PROVIDED MATERIAL:
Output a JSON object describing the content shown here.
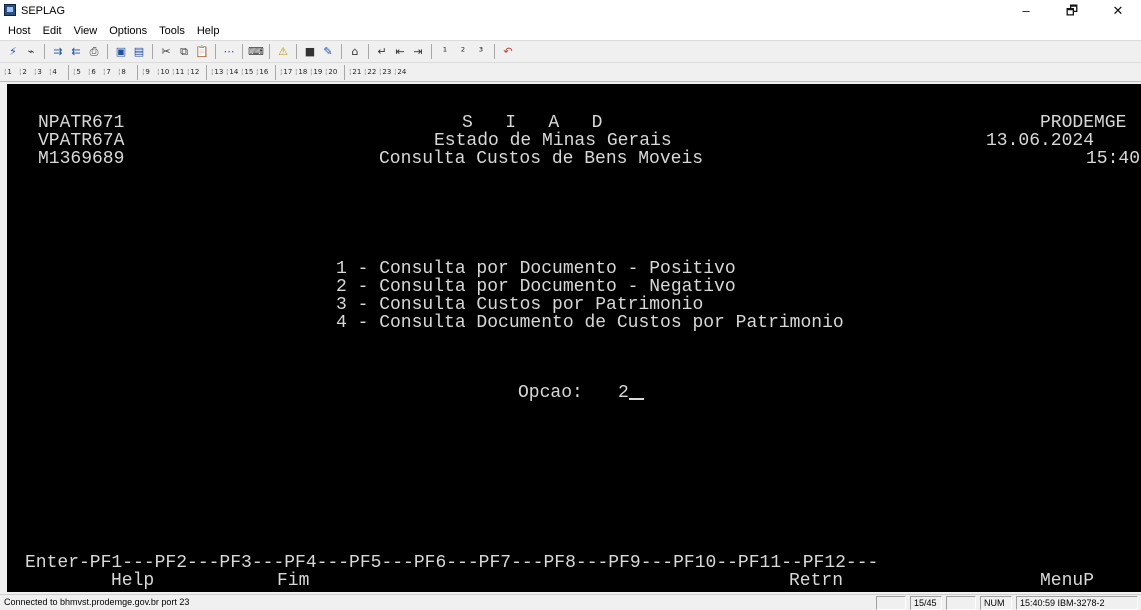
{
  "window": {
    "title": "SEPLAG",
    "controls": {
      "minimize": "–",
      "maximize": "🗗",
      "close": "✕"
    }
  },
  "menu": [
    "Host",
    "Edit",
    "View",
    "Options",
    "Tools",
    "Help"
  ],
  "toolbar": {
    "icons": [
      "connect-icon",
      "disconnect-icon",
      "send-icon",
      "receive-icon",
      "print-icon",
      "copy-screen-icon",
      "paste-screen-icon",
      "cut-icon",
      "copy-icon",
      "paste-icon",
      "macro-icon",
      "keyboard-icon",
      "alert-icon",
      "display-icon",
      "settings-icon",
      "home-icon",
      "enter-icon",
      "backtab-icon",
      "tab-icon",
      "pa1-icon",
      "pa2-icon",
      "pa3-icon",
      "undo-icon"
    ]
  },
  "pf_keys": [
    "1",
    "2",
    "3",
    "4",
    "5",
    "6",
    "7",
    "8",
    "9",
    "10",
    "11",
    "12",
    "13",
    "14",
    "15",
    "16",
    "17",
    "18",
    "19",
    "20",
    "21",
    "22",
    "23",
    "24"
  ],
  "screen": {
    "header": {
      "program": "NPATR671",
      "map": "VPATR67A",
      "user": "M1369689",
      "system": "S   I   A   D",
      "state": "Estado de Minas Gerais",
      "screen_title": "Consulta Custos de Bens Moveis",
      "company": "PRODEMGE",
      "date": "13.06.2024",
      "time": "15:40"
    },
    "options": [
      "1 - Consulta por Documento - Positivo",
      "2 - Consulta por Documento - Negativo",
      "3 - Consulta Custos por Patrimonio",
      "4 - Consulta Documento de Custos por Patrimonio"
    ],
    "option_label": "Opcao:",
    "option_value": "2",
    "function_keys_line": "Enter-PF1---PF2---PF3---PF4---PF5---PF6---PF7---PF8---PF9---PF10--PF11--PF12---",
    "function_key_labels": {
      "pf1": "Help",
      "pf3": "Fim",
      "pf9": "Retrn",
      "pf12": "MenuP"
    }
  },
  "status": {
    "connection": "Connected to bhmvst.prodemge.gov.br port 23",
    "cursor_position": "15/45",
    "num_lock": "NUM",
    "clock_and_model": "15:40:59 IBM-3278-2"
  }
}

JOB:
Exclude every picture and copy the remaining data exactly.

RIGHT ANSWER:
Output a JSON object describing the content shown here.
{
  "window": {
    "title": "SEPLAG",
    "controls": {
      "minimize": "–",
      "maximize": "🗗",
      "close": "✕"
    }
  },
  "menu": [
    "Host",
    "Edit",
    "View",
    "Options",
    "Tools",
    "Help"
  ],
  "toolbar": {
    "icons": [
      "connect-icon",
      "disconnect-icon",
      "send-icon",
      "receive-icon",
      "print-icon",
      "copy-screen-icon",
      "paste-screen-icon",
      "cut-icon",
      "copy-icon",
      "paste-icon",
      "macro-icon",
      "keyboard-icon",
      "alert-icon",
      "display-icon",
      "settings-icon",
      "home-icon",
      "enter-icon",
      "backtab-icon",
      "tab-icon",
      "pa1-icon",
      "pa2-icon",
      "pa3-icon",
      "undo-icon"
    ]
  },
  "pf_keys": [
    "1",
    "2",
    "3",
    "4",
    "5",
    "6",
    "7",
    "8",
    "9",
    "10",
    "11",
    "12",
    "13",
    "14",
    "15",
    "16",
    "17",
    "18",
    "19",
    "20",
    "21",
    "22",
    "23",
    "24"
  ],
  "screen": {
    "header": {
      "program": "NPATR671",
      "map": "VPATR67A",
      "user": "M1369689",
      "system": "S   I   A   D",
      "state": "Estado de Minas Gerais",
      "screen_title": "Consulta Custos de Bens Moveis",
      "company": "PRODEMGE",
      "date": "13.06.2024",
      "time": "15:40"
    },
    "options": [
      "1 - Consulta por Documento - Positivo",
      "2 - Consulta por Documento - Negativo",
      "3 - Consulta Custos por Patrimonio",
      "4 - Consulta Documento de Custos por Patrimonio"
    ],
    "option_label": "Opcao:",
    "option_value": "2",
    "function_keys_line": "Enter-PF1---PF2---PF3---PF4---PF5---PF6---PF7---PF8---PF9---PF10--PF11--PF12---",
    "function_key_labels": {
      "pf1": "Help",
      "pf3": "Fim",
      "pf9": "Retrn",
      "pf12": "MenuP"
    }
  },
  "status": {
    "connection": "Connected to bhmvst.prodemge.gov.br port 23",
    "cursor_position": "15/45",
    "num_lock": "NUM",
    "clock_and_model": "15:40:59 IBM-3278-2"
  }
}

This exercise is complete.